Text section:
In the wake of the Berkshire Hathaway affair, where David Sokol, a senior executive, recommended a bid for Lubrizol, a company in which he had recently bought shares, I have been thinking more about personal responsibility. I strongly believe that rules and regulations matter. After all, I have a vested interest, with a forthcoming book on UK corporate governance (Financial Times Briefings: Corporate Governance). But rules can only provide a framework and a minimum standard of behaviour - they can never cover every situation. And only an ethical approach can fill in the gaps that are not covered by this framework.
Driving from the airport this morning I heard two juxtaposed items on the radio that illustrate this. The first piece reported on a football match in Chechnya to celebrate the opening of a new football stadium in the capital, Grozny. The local side, bizzarely, included Ramzan Kadyrov, the country's president, as striker and he scored a hattrick in his side's victory over an international all-star's side. But it was this team of former international players that interested me. It included two former England internationals, Robbie Fowler and Steve McManaman, who were interviewed. Both insisted they were not interested in politics, just in playing football. Yet this was not just an ordinary football game. All its unusual features proclaimed this fact. The presence on one team of the country's dictator, a man accused of personal involvement in murder and torture, whose opponents, as well as local journalists and human rights activists, have a habit of being killed, proclaims that this was not just a football match. This was clearly not an instance where politics relates to polite political debate but an instance where the event was an integral part of a plan to confer legitimacy on a much harsher political reality.

Given information:
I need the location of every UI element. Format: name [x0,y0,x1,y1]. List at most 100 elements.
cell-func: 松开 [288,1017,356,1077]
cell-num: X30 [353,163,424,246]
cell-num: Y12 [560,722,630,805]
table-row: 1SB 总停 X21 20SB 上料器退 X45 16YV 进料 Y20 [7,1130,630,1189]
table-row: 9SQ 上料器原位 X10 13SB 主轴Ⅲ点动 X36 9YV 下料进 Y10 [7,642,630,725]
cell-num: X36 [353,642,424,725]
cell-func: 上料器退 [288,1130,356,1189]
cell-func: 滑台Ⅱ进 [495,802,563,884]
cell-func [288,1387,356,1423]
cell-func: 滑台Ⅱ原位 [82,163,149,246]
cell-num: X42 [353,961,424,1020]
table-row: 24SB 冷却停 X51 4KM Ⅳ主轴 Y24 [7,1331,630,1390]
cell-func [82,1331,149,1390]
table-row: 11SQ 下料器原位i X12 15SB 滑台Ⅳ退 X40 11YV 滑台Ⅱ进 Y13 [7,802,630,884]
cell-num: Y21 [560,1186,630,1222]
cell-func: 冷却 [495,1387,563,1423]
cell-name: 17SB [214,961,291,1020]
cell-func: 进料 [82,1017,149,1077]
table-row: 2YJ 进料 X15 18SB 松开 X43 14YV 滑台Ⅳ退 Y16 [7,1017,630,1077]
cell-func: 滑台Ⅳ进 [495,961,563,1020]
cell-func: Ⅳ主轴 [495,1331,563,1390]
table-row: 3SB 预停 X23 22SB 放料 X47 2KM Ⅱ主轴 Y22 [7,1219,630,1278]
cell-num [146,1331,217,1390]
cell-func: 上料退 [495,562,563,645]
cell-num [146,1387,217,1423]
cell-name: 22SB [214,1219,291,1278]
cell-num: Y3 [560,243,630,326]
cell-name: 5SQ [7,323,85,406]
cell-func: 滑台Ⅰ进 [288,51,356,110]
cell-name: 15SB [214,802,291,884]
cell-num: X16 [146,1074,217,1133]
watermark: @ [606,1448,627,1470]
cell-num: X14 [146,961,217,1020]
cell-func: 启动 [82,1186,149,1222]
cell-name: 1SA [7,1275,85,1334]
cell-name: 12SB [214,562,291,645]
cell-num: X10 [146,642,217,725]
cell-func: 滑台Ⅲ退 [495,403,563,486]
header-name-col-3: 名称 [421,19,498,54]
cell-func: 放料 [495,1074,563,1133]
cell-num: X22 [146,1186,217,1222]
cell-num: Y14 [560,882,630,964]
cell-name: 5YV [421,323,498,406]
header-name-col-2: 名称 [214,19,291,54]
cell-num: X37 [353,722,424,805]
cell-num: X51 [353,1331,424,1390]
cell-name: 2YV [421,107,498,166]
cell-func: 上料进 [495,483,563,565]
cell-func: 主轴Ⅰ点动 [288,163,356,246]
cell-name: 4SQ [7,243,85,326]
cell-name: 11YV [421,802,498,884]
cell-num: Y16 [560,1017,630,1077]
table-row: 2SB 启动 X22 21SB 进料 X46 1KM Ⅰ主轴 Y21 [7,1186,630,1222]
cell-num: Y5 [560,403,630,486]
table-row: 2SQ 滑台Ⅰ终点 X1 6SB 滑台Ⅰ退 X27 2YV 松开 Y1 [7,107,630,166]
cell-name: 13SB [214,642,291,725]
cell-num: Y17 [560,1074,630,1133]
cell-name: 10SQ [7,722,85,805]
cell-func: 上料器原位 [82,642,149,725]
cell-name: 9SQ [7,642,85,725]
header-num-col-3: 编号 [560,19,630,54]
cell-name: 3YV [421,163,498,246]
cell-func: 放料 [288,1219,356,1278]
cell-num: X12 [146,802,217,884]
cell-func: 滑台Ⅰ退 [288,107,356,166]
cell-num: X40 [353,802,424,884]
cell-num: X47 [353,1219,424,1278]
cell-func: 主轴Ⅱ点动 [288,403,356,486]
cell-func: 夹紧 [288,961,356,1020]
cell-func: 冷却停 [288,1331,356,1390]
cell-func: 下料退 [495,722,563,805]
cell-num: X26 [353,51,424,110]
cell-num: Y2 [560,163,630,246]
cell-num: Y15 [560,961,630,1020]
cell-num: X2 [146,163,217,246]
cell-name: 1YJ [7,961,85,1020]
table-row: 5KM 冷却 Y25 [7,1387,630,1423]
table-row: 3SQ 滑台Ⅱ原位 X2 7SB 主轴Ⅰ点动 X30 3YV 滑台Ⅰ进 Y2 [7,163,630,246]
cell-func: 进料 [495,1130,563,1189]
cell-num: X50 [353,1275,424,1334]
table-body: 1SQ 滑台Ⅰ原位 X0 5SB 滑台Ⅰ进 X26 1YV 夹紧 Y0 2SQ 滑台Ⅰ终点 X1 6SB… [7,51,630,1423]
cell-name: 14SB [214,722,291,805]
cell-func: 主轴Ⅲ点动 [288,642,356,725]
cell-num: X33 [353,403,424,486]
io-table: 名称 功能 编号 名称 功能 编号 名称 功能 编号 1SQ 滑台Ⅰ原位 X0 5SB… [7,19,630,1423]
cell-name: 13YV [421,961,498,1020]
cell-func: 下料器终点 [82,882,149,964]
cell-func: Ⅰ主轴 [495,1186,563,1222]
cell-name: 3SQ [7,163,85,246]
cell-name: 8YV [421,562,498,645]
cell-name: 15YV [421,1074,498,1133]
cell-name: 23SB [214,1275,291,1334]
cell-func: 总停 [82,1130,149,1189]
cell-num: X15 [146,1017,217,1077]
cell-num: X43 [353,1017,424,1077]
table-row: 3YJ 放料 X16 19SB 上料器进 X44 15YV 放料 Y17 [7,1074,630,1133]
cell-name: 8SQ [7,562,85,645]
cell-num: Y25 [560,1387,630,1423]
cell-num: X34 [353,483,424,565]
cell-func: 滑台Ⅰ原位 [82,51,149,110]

Problems to solve:
A. According to the text on personal responsibility, which company did David Sokol recommend a bid for?
B. Name every person mentioned by name in the text on personal responsibility.
C. Carry the text on personal responsibility forward from its final sentence.
The records have no connection to the text on personal responsibility.

Answers to this exercise:
A. Lubrizol

B. David Sokol, Ramzan Kadyrov, Robbie Fowler, Steve McManaman

C.
The other item was a report on UK banks misselling of Payment Protection Insurance that was meant to protect people who were unable to repay loans. It seems clear that at some level of the hierarchy within not one but a numberof banks a decision was taken to encourage and incentivise staff to sell of these instruments in reckless disregard of whether they were suitable to the customer. I am sure that staff were not actually told to sell this insurance to everyone, whether appropriate or not. However, some people within the organisations must have realised there was an absence of the controls that would ensure the insurance was only sold where it was appropriate. They were either reckless or dishonest or were unable to make themselves heard within the management system: which would probably point to someone else having suppressed their concerns.
Both of these stories point to the need for individuals to take responsibility for their actions. Whether it is footballing whores or banking executive whores it is always important to accept personal responsibility. It is easy to recognise the thirty pieces of silver you are being paid but, usually, it is also easy to recognise the reality of what you are being asked to do in return. The biblical story of Cain and Abel reports Cain saying "Am I my brother's keeper?" and it carries two lessons. The obvious one is that Cain was involved in a cover up: the more difficult one is that, yes, you do have responsibilities for your brother.
At the heart of corporate governance we find integrity and ethical behaviour and it is actually not that hard to spot the right thing to do. What is sometimes hard is to turn away the thirty pieces of silver but it is down to each of us to behave properly and to speak up when others do not.